AVAILABLE RECORDS:
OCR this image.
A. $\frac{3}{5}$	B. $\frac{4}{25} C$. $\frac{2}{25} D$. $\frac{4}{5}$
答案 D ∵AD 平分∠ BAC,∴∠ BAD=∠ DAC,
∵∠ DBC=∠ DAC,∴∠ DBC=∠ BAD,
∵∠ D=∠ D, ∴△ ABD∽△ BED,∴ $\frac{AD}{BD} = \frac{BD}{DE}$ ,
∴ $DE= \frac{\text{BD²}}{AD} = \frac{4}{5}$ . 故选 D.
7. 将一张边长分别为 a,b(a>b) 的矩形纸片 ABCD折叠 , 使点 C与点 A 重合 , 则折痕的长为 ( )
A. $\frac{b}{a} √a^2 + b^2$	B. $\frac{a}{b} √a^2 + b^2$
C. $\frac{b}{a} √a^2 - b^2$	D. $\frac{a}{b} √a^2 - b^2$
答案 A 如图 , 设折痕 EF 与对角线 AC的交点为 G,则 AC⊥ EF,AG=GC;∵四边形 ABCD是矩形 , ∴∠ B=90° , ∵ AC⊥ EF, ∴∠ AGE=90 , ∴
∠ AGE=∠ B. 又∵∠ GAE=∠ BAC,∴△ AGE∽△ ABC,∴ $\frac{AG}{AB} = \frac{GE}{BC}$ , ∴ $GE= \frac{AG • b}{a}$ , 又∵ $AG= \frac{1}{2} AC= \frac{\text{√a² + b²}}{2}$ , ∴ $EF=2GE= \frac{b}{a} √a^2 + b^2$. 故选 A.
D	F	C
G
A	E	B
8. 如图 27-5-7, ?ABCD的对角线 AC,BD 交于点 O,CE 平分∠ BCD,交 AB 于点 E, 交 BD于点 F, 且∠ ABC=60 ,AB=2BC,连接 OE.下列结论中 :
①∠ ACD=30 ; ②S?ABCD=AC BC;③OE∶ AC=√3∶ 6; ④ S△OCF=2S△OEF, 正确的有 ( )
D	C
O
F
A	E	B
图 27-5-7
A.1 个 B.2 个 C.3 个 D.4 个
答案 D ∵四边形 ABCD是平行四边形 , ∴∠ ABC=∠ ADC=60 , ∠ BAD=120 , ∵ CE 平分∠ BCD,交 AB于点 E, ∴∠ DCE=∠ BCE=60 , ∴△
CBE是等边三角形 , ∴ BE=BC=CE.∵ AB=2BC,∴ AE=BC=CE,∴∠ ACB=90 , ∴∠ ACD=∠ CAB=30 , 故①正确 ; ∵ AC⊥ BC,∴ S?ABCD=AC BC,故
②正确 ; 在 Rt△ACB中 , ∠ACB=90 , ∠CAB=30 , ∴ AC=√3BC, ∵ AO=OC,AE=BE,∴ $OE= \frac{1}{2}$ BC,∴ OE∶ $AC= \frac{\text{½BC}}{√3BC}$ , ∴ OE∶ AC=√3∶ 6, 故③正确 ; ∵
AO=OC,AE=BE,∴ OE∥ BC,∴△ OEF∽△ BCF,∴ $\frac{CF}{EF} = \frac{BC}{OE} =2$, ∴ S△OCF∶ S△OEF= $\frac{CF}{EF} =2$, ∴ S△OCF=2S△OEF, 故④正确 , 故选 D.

PROBLEM STATEMENT: Copy out each record exactly as given, omitting none.

IN RESPONSE:
OCR this image.
A. $\frac{3}{5}$	B. $\frac{4}{25} C$. $\frac{2}{25} D$. $\frac{4}{5}$
答案 D ∵AD 平分∠ BAC,∴∠ BAD=∠ DAC,
∵∠ DBC=∠ DAC,∴∠ DBC=∠ BAD,
∵∠ D=∠ D, ∴△ ABD∽△ BED,∴ $\frac{AD}{BD} = \frac{BD}{DE}$ ,
∴ $DE= \frac{\text{BD²}}{AD} = \frac{4}{5}$ . 故选 D.
7. 将一张边长分别为 a,b(a>b) 的矩形纸片 ABCD折叠 , 使点 C与点 A 重合 , 则折痕的长为 ( )
A. $\frac{b}{a} √a^2 + b^2$	B. $\frac{a}{b} √a^2 + b^2$
C. $\frac{b}{a} √a^2 - b^2$	D. $\frac{a}{b} √a^2 - b^2$
答案 A 如图 , 设折痕 EF 与对角线 AC的交点为 G,则 AC⊥ EF,AG=GC;∵四边形 ABCD是矩形 , ∴∠ B=90° , ∵ AC⊥ EF, ∴∠ AGE=90 , ∴
∠ AGE=∠ B. 又∵∠ GAE=∠ BAC,∴△ AGE∽△ ABC,∴ $\frac{AG}{AB} = \frac{GE}{BC}$ , ∴ $GE= \frac{AG • b}{a}$ , 又∵ $AG= \frac{1}{2} AC= \frac{\text{√a² + b²}}{2}$ , ∴ $EF=2GE= \frac{b}{a} √a^2 + b^2$. 故选 A.
D	F	C
G
A	E	B
8. 如图 27-5-7, ?ABCD的对角线 AC,BD 交于点 O,CE 平分∠ BCD,交 AB 于点 E, 交 BD于点 F, 且∠ ABC=60 ,AB=2BC,连接 OE.下列结论中 :
①∠ ACD=30 ; ②S?ABCD=AC BC;③OE∶ AC=√3∶ 6; ④ S△OCF=2S△OEF, 正确的有 ( )
D	C
O
F
A	E	B
图 27-5-7
A.1 个 B.2 个 C.3 个 D.4 个
答案 D ∵四边形 ABCD是平行四边形 , ∴∠ ABC=∠ ADC=60 , ∠ BAD=120 , ∵ CE 平分∠ BCD,交 AB于点 E, ∴∠ DCE=∠ BCE=60 , ∴△
CBE是等边三角形 , ∴ BE=BC=CE.∵ AB=2BC,∴ AE=BC=CE,∴∠ ACB=90 , ∴∠ ACD=∠ CAB=30 , 故①正确 ; ∵ AC⊥ BC,∴ S?ABCD=AC BC,故
②正确 ; 在 Rt△ACB中 , ∠ACB=90 , ∠CAB=30 , ∴ AC=√3BC, ∵ AO=OC,AE=BE,∴ $OE= \frac{1}{2}$ BC,∴ OE∶ $AC= \frac{\text{½BC}}{√3BC}$ , ∴ OE∶ AC=√3∶ 6, 故③正确 ; ∵
AO=OC,AE=BE,∴ OE∥ BC,∴△ OEF∽△ BCF,∴ $\frac{CF}{EF} = \frac{BC}{OE} =2$, ∴ S△OCF∶ S△OEF= $\frac{CF}{EF} =2$, ∴ S△OCF=2S△OEF, 故④正确 , 故选 D.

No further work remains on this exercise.